* [WHAT YOU ARE ASKED TO DO]: Copy every line of the data below verbatim, omitting the pictures.

☆ ☆ ☆

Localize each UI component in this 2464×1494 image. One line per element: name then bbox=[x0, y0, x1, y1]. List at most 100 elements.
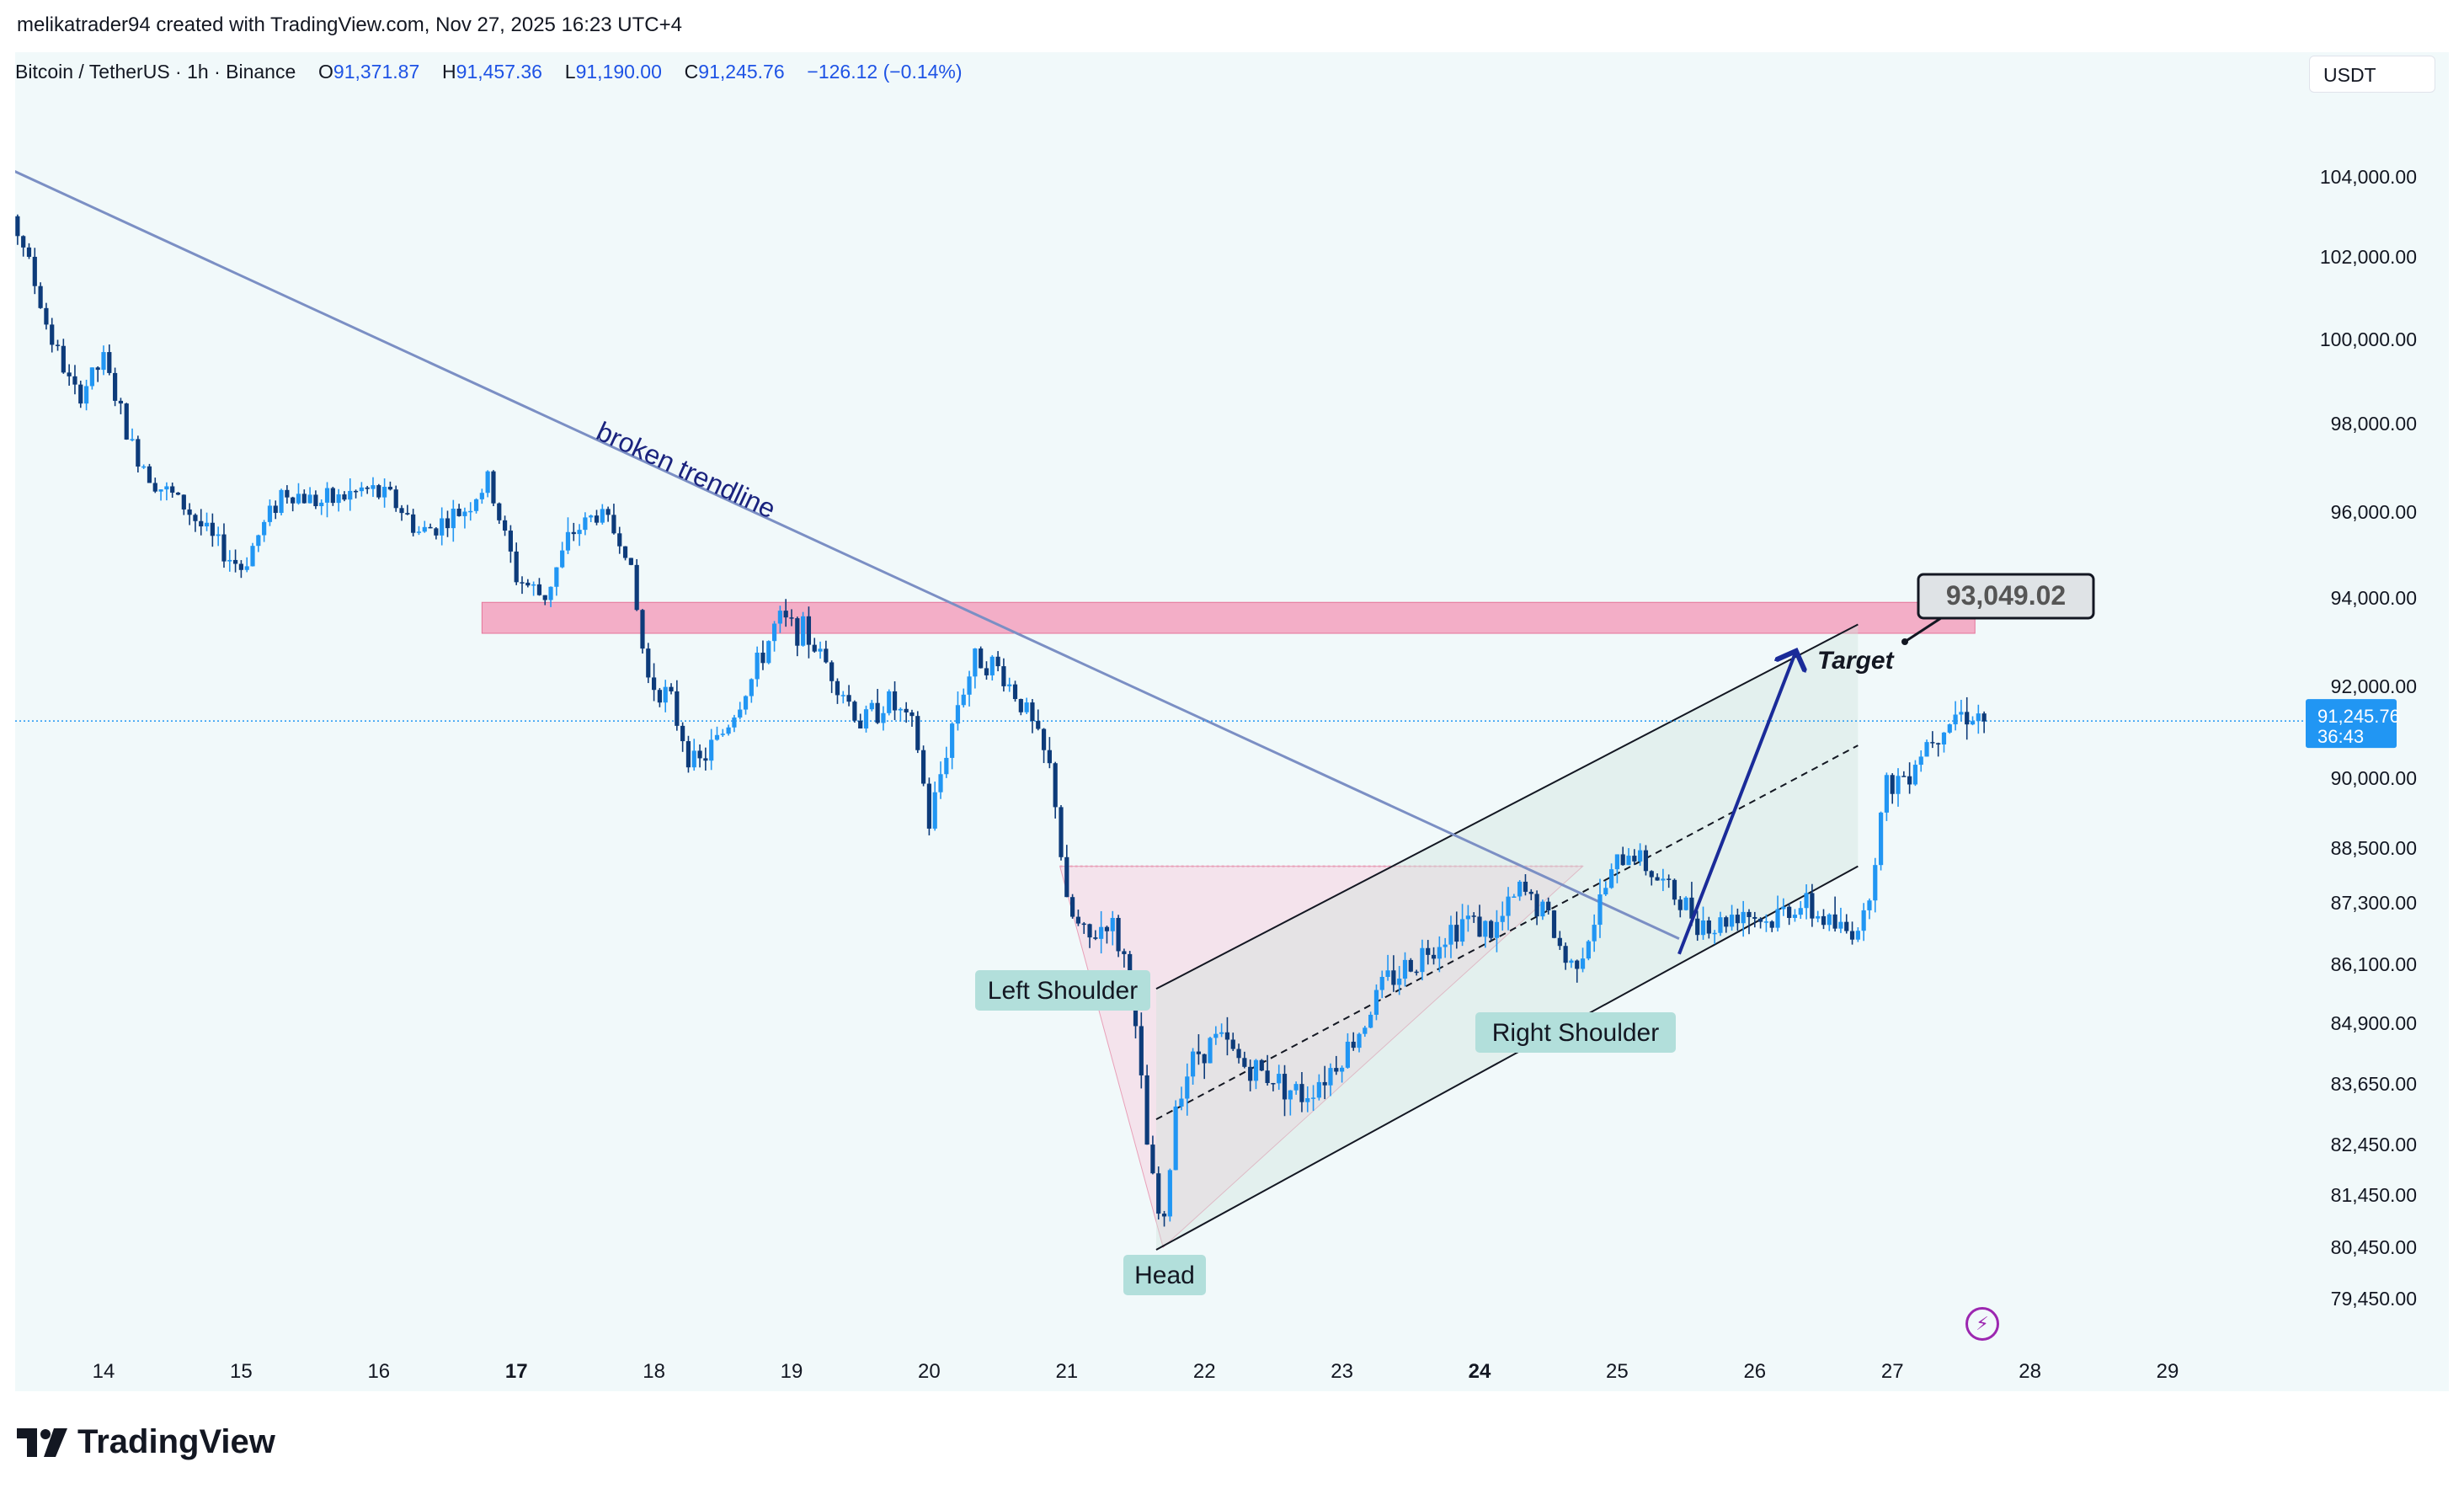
candle-body bbox=[1608, 869, 1614, 888]
candle-body bbox=[1173, 1106, 1178, 1171]
right-shoulder-label[interactable]: Right Shoulder bbox=[1475, 1012, 1676, 1053]
left-shoulder-label[interactable]: Left Shoulder bbox=[975, 970, 1150, 1011]
target-label[interactable]: Target bbox=[1817, 647, 1896, 675]
tradingview-logo[interactable]: TradingView bbox=[17, 1423, 275, 1461]
right-shoulder-text: Right Shoulder bbox=[1492, 1019, 1659, 1047]
candle-body bbox=[1506, 896, 1511, 916]
candle-body bbox=[210, 522, 215, 536]
candle-body bbox=[1305, 1098, 1310, 1102]
candle-body bbox=[313, 494, 318, 507]
candle-body bbox=[136, 439, 141, 467]
candle-body bbox=[1402, 959, 1408, 979]
right-shoulder-label-bg bbox=[1475, 1012, 1676, 1053]
candle-body bbox=[307, 494, 312, 504]
candle-body bbox=[1563, 946, 1568, 963]
candle-body bbox=[1787, 906, 1792, 918]
y-axis-tick-label: 102,000.00 bbox=[2320, 246, 2417, 268]
candle-body bbox=[858, 720, 863, 728]
candle-body bbox=[1070, 897, 1075, 917]
candle-body bbox=[387, 487, 393, 490]
candle-body bbox=[835, 680, 840, 696]
candle-body bbox=[1569, 960, 1574, 963]
candle-body bbox=[1334, 1068, 1339, 1072]
candle-body bbox=[1758, 918, 1763, 922]
candle-body bbox=[1517, 881, 1523, 897]
left-shoulder-text: Left Shoulder bbox=[988, 977, 1138, 1005]
channel-midline[interactable] bbox=[1155, 744, 1859, 1120]
candle-body bbox=[296, 494, 301, 504]
candle-body bbox=[1873, 865, 1878, 901]
candle-body bbox=[353, 490, 359, 493]
candle-body bbox=[1724, 917, 1729, 927]
candle-body bbox=[89, 367, 94, 387]
candle-body bbox=[1884, 775, 1889, 813]
candle-body bbox=[892, 691, 898, 711]
candle-body bbox=[1242, 1058, 1247, 1067]
candle-body bbox=[1936, 743, 1941, 744]
candle-body bbox=[703, 758, 708, 761]
candle-body bbox=[1901, 776, 1907, 777]
candle-body bbox=[525, 582, 531, 586]
candle-body bbox=[1534, 894, 1539, 917]
candle-body bbox=[440, 518, 445, 536]
x-axis-tick-label: 20 bbox=[918, 1360, 941, 1383]
close-value: 91,245.76 bbox=[698, 61, 785, 83]
lightning-icon[interactable]: ⚡ bbox=[1965, 1307, 1999, 1341]
candle-body bbox=[950, 723, 955, 758]
candle-body bbox=[755, 652, 760, 680]
candle-body bbox=[221, 534, 227, 562]
candle-body bbox=[1185, 1076, 1190, 1099]
symbol-legend[interactable]: Bitcoin / TetherUS · 1h · Binance O91,37… bbox=[15, 61, 963, 83]
trendline-label[interactable]: broken trendline bbox=[592, 416, 780, 525]
channel-lower-line[interactable] bbox=[1155, 865, 1859, 1251]
candle-body bbox=[1340, 1067, 1345, 1072]
candle-body bbox=[44, 307, 49, 325]
candle-body bbox=[301, 494, 307, 504]
candle-body bbox=[777, 611, 782, 624]
price-tag-bg bbox=[2306, 699, 2397, 749]
candle-body bbox=[324, 488, 330, 503]
symbol-name[interactable]: Bitcoin / TetherUS · 1h · Binance bbox=[15, 61, 296, 83]
candle-body bbox=[181, 494, 186, 510]
candle-body bbox=[1735, 915, 1740, 924]
candle-body bbox=[1620, 854, 1625, 866]
currency-button[interactable]: USDT bbox=[2309, 56, 2435, 93]
low-label: L bbox=[564, 61, 576, 83]
candle-body bbox=[1099, 926, 1104, 939]
candle-body bbox=[1110, 917, 1115, 931]
target-value-callout[interactable]: 93,049.02 bbox=[1901, 573, 2095, 645]
projection-arrow[interactable] bbox=[1677, 651, 1796, 955]
y-axis-tick-label: 100,000.00 bbox=[2320, 328, 2417, 350]
candle-body bbox=[416, 531, 422, 533]
broken-trendline[interactable] bbox=[0, 149, 1680, 940]
candle-body bbox=[434, 528, 439, 536]
candle-body bbox=[915, 716, 920, 750]
candle-body bbox=[806, 616, 812, 645]
candle-body bbox=[1965, 712, 1970, 725]
candle-body bbox=[1431, 954, 1437, 959]
candle-body bbox=[15, 216, 20, 237]
candle-body bbox=[382, 487, 387, 498]
candle-body bbox=[1213, 1033, 1219, 1038]
candle-body bbox=[462, 511, 467, 516]
candle-body bbox=[1763, 921, 1769, 923]
candle-body bbox=[273, 505, 278, 514]
candle-body bbox=[1580, 958, 1586, 969]
candle-body bbox=[1379, 976, 1384, 990]
candle-body bbox=[1047, 750, 1052, 764]
candle-body bbox=[1087, 924, 1092, 938]
candle-body bbox=[875, 702, 880, 723]
candle-body bbox=[1196, 1051, 1201, 1054]
resistance-zone[interactable] bbox=[481, 601, 1976, 634]
candle-body bbox=[336, 494, 341, 504]
candle-body bbox=[1007, 684, 1012, 686]
candle-body bbox=[1018, 699, 1023, 712]
candle-body bbox=[4, 210, 8, 216]
head-label[interactable]: Head bbox=[1123, 1255, 1206, 1295]
candle-body bbox=[863, 709, 869, 728]
channel-upper-line[interactable] bbox=[1155, 623, 1859, 990]
candle-body bbox=[1036, 721, 1041, 729]
candle-body bbox=[1391, 970, 1396, 985]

☆ ☆ ☆

* [EXERCISE RESULT]:
Localize each UI component in this 2464×1494 image. One line per element: name then bbox=[x0, y0, x1, y1]. List at most 100 elements.
candle-body bbox=[1608, 869, 1614, 888]
candle-body bbox=[1173, 1106, 1178, 1171]
right-shoulder-label[interactable]: Right Shoulder bbox=[1475, 1012, 1676, 1053]
left-shoulder-label[interactable]: Left Shoulder bbox=[975, 970, 1150, 1011]
target-label[interactable]: Target bbox=[1817, 647, 1896, 675]
tradingview-logo[interactable]: TradingView bbox=[17, 1423, 275, 1461]
right-shoulder-text: Right Shoulder bbox=[1492, 1019, 1659, 1047]
candle-body bbox=[1506, 896, 1511, 916]
candle-body bbox=[210, 522, 215, 536]
candle-body bbox=[1305, 1098, 1310, 1102]
candle-body bbox=[313, 494, 318, 507]
candle-body bbox=[136, 439, 141, 467]
candle-body bbox=[1402, 959, 1408, 979]
right-shoulder-label-bg bbox=[1475, 1012, 1676, 1053]
candle-body bbox=[307, 494, 312, 504]
candle-body bbox=[1563, 946, 1568, 963]
candle-body bbox=[1787, 906, 1792, 918]
y-axis-tick-label: 102,000.00 bbox=[2320, 246, 2417, 268]
candle-body bbox=[858, 720, 863, 728]
candle-body bbox=[1070, 897, 1075, 917]
candle-body bbox=[387, 487, 393, 490]
candle-body bbox=[835, 680, 840, 696]
candle-body bbox=[1569, 960, 1574, 963]
candle-body bbox=[1334, 1068, 1339, 1072]
candle-body bbox=[1758, 918, 1763, 922]
candle-body bbox=[1517, 881, 1523, 897]
left-shoulder-text: Left Shoulder bbox=[988, 977, 1138, 1005]
channel-midline[interactable] bbox=[1155, 744, 1859, 1120]
candle-body bbox=[296, 494, 301, 504]
candle-body bbox=[1873, 865, 1878, 901]
candle-body bbox=[353, 490, 359, 493]
candle-body bbox=[1724, 917, 1729, 927]
candle-body bbox=[89, 367, 94, 387]
candle-body bbox=[1884, 775, 1889, 813]
candle-body bbox=[892, 691, 898, 711]
candle-body bbox=[1242, 1058, 1247, 1067]
candle-body bbox=[1936, 743, 1941, 744]
candle-body bbox=[703, 758, 708, 761]
candle-body bbox=[1901, 776, 1907, 777]
candle-body bbox=[525, 582, 531, 586]
candle-body bbox=[1534, 894, 1539, 917]
candle-body bbox=[440, 518, 445, 536]
x-axis-tick-label: 20 bbox=[918, 1360, 941, 1383]
close-value: 91,245.76 bbox=[698, 61, 785, 83]
lightning-icon[interactable]: ⚡ bbox=[1965, 1307, 1999, 1341]
candle-body bbox=[950, 723, 955, 758]
candle-body bbox=[755, 652, 760, 680]
candle-body bbox=[221, 534, 227, 562]
candle-body bbox=[1185, 1076, 1190, 1099]
symbol-legend[interactable]: Bitcoin / TetherUS · 1h · Binance O91,37… bbox=[15, 61, 963, 83]
trendline-label[interactable]: broken trendline bbox=[592, 416, 780, 525]
channel-lower-line[interactable] bbox=[1155, 865, 1859, 1251]
candle-body bbox=[1340, 1067, 1345, 1072]
candle-body bbox=[44, 307, 49, 325]
candle-body bbox=[301, 494, 307, 504]
candle-body bbox=[777, 611, 782, 624]
price-tag-bg bbox=[2306, 699, 2397, 749]
candle-body bbox=[324, 488, 330, 503]
symbol-name[interactable]: Bitcoin / TetherUS · 1h · Binance bbox=[15, 61, 296, 83]
candle-body bbox=[181, 494, 186, 510]
candle-body bbox=[1735, 915, 1740, 924]
candle-body bbox=[1620, 854, 1625, 866]
currency-button[interactable]: USDT bbox=[2309, 56, 2435, 93]
low-label: L bbox=[564, 61, 576, 83]
candle-body bbox=[1099, 926, 1104, 939]
candle-body bbox=[1110, 917, 1115, 931]
target-value-callout[interactable]: 93,049.02 bbox=[1901, 573, 2095, 645]
projection-arrow[interactable] bbox=[1677, 651, 1796, 955]
y-axis-tick-label: 100,000.00 bbox=[2320, 328, 2417, 350]
candle-body bbox=[416, 531, 422, 533]
broken-trendline[interactable] bbox=[0, 149, 1680, 940]
candle-body bbox=[434, 528, 439, 536]
candle-body bbox=[915, 716, 920, 750]
candle-body bbox=[806, 616, 812, 645]
candle-body bbox=[1965, 712, 1970, 725]
candle-body bbox=[1431, 954, 1437, 959]
candle-body bbox=[15, 216, 20, 237]
candle-body bbox=[382, 487, 387, 498]
candle-body bbox=[1213, 1033, 1219, 1038]
candle-body bbox=[462, 511, 467, 516]
candle-body bbox=[1763, 921, 1769, 923]
candle-body bbox=[273, 505, 278, 514]
candle-body bbox=[1580, 958, 1586, 969]
candle-body bbox=[1379, 976, 1384, 990]
candle-body bbox=[1047, 750, 1052, 764]
candle-body bbox=[1087, 924, 1092, 938]
candle-body bbox=[875, 702, 880, 723]
candle-body bbox=[1196, 1051, 1201, 1054]
resistance-zone[interactable] bbox=[481, 601, 1976, 634]
candle-body bbox=[336, 494, 341, 504]
candle-body bbox=[1007, 684, 1012, 686]
candle-body bbox=[1018, 699, 1023, 712]
candle-body bbox=[4, 210, 8, 216]
head-label[interactable]: Head bbox=[1123, 1255, 1206, 1295]
candle-body bbox=[863, 709, 869, 728]
channel-upper-line[interactable] bbox=[1155, 623, 1859, 990]
candle-body bbox=[1036, 721, 1041, 729]
candle-body bbox=[1391, 970, 1396, 985]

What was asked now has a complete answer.